AVAILABLE RECORDS:

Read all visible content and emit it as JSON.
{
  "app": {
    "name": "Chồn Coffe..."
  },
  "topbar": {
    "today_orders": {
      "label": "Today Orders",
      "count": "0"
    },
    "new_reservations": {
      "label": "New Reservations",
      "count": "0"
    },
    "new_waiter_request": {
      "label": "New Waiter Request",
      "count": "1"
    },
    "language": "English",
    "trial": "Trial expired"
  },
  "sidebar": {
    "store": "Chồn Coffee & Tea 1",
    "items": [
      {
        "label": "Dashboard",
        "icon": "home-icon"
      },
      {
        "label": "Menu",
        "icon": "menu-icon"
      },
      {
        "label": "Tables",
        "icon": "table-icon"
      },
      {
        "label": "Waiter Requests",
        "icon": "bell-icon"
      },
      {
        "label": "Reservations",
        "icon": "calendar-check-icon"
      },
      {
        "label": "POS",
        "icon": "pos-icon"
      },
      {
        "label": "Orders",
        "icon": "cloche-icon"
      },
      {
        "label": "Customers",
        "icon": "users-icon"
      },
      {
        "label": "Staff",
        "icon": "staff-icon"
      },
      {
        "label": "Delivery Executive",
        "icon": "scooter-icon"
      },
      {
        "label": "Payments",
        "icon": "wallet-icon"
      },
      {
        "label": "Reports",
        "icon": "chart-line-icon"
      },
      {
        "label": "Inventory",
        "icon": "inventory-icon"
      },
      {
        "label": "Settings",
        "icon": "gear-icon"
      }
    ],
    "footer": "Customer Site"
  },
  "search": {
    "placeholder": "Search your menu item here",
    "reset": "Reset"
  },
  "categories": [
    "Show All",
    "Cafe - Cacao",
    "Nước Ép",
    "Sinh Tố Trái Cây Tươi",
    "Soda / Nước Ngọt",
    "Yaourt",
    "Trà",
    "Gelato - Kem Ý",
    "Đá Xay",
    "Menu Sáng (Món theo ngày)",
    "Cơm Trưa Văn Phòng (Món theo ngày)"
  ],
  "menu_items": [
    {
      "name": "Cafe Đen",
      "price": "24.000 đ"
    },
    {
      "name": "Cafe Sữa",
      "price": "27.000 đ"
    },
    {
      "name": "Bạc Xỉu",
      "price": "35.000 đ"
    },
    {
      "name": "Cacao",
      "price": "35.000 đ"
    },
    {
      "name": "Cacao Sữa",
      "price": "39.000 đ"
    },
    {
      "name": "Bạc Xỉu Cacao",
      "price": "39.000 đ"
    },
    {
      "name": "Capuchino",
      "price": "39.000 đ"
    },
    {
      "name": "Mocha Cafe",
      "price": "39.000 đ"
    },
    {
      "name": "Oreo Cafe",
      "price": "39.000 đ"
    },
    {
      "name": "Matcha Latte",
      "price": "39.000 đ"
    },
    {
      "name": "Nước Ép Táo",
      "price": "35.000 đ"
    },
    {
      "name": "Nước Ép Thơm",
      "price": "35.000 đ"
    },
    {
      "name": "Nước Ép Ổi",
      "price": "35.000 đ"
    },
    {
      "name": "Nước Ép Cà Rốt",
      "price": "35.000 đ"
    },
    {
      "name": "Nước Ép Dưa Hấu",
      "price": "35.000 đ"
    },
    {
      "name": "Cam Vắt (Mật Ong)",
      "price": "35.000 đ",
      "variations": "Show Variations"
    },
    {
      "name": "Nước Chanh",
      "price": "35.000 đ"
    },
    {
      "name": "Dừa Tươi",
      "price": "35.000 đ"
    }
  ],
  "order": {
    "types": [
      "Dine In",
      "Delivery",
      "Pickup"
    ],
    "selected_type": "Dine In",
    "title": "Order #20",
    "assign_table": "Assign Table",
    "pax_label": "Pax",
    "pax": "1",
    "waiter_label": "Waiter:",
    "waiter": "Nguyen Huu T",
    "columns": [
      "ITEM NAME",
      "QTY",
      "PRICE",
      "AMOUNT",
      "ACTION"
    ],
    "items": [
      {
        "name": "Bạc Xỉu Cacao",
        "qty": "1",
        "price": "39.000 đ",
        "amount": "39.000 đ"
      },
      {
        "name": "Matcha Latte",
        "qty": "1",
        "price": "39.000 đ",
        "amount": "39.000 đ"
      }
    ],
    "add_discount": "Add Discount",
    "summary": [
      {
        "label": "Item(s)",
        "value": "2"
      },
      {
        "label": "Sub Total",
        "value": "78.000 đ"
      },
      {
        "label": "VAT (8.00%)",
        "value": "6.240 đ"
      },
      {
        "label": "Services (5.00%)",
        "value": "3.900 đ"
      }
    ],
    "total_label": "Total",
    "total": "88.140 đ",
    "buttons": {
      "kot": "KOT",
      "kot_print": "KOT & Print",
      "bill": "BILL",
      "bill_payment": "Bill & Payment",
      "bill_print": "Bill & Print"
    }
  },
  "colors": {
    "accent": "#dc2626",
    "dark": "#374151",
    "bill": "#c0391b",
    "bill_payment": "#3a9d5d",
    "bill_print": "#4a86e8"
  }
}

AIM: Extract all lines as given.

SOLUTION:
Read all visible content and emit it as JSON.
{
  "app": {
    "name": "Chồn Coffe..."
  },
  "topbar": {
    "today_orders": {
      "label": "Today Orders",
      "count": "0"
    },
    "new_reservations": {
      "label": "New Reservations",
      "count": "0"
    },
    "new_waiter_request": {
      "label": "New Waiter Request",
      "count": "1"
    },
    "language": "English",
    "trial": "Trial expired"
  },
  "sidebar": {
    "store": "Chồn Coffee & Tea 1",
    "items": [
      {
        "label": "Dashboard",
        "icon": "home-icon"
      },
      {
        "label": "Menu",
        "icon": "menu-icon"
      },
      {
        "label": "Tables",
        "icon": "table-icon"
      },
      {
        "label": "Waiter Requests",
        "icon": "bell-icon"
      },
      {
        "label": "Reservations",
        "icon": "calendar-check-icon"
      },
      {
        "label": "POS",
        "icon": "pos-icon"
      },
      {
        "label": "Orders",
        "icon": "cloche-icon"
      },
      {
        "label": "Customers",
        "icon": "users-icon"
      },
      {
        "label": "Staff",
        "icon": "staff-icon"
      },
      {
        "label": "Delivery Executive",
        "icon": "scooter-icon"
      },
      {
        "label": "Payments",
        "icon": "wallet-icon"
      },
      {
        "label": "Reports",
        "icon": "chart-line-icon"
      },
      {
        "label": "Inventory",
        "icon": "inventory-icon"
      },
      {
        "label": "Settings",
        "icon": "gear-icon"
      }
    ],
    "footer": "Customer Site"
  },
  "search": {
    "placeholder": "Search your menu item here",
    "reset": "Reset"
  },
  "categories": [
    "Show All",
    "Cafe - Cacao",
    "Nước Ép",
    "Sinh Tố Trái Cây Tươi",
    "Soda / Nước Ngọt",
    "Yaourt",
    "Trà",
    "Gelato - Kem Ý",
    "Đá Xay",
    "Menu Sáng (Món theo ngày)",
    "Cơm Trưa Văn Phòng (Món theo ngày)"
  ],
  "menu_items": [
    {
      "name": "Cafe Đen",
      "price": "24.000 đ"
    },
    {
      "name": "Cafe Sữa",
      "price": "27.000 đ"
    },
    {
      "name": "Bạc Xỉu",
      "price": "35.000 đ"
    },
    {
      "name": "Cacao",
      "price": "35.000 đ"
    },
    {
      "name": "Cacao Sữa",
      "price": "39.000 đ"
    },
    {
      "name": "Bạc Xỉu Cacao",
      "price": "39.000 đ"
    },
    {
      "name": "Capuchino",
      "price": "39.000 đ"
    },
    {
      "name": "Mocha Cafe",
      "price": "39.000 đ"
    },
    {
      "name": "Oreo Cafe",
      "price": "39.000 đ"
    },
    {
      "name": "Matcha Latte",
      "price": "39.000 đ"
    },
    {
      "name": "Nước Ép Táo",
      "price": "35.000 đ"
    },
    {
      "name": "Nước Ép Thơm",
      "price": "35.000 đ"
    },
    {
      "name": "Nước Ép Ổi",
      "price": "35.000 đ"
    },
    {
      "name": "Nước Ép Cà Rốt",
      "price": "35.000 đ"
    },
    {
      "name": "Nước Ép Dưa Hấu",
      "price": "35.000 đ"
    },
    {
      "name": "Cam Vắt (Mật Ong)",
      "price": "35.000 đ",
      "variations": "Show Variations"
    },
    {
      "name": "Nước Chanh",
      "price": "35.000 đ"
    },
    {
      "name": "Dừa Tươi",
      "price": "35.000 đ"
    }
  ],
  "order": {
    "types": [
      "Dine In",
      "Delivery",
      "Pickup"
    ],
    "selected_type": "Dine In",
    "title": "Order #20",
    "assign_table": "Assign Table",
    "pax_label": "Pax",
    "pax": "1",
    "waiter_label": "Waiter:",
    "waiter": "Nguyen Huu T",
    "columns": [
      "ITEM NAME",
      "QTY",
      "PRICE",
      "AMOUNT",
      "ACTION"
    ],
    "items": [
      {
        "name": "Bạc Xỉu Cacao",
        "qty": "1",
        "price": "39.000 đ",
        "amount": "39.000 đ"
      },
      {
        "name": "Matcha Latte",
        "qty": "1",
        "price": "39.000 đ",
        "amount": "39.000 đ"
      }
    ],
    "add_discount": "Add Discount",
    "summary": [
      {
        "label": "Item(s)",
        "value": "2"
      },
      {
        "label": "Sub Total",
        "value": "78.000 đ"
      },
      {
        "label": "VAT (8.00%)",
        "value": "6.240 đ"
      },
      {
        "label": "Services (5.00%)",
        "value": "3.900 đ"
      }
    ],
    "total_label": "Total",
    "total": "88.140 đ",
    "buttons": {
      "kot": "KOT",
      "kot_print": "KOT & Print",
      "bill": "BILL",
      "bill_payment": "Bill & Payment",
      "bill_print": "Bill & Print"
    }
  },
  "colors": {
    "accent": "#dc2626",
    "dark": "#374151",
    "bill": "#c0391b",
    "bill_payment": "#3a9d5d",
    "bill_print": "#4a86e8"
  }
}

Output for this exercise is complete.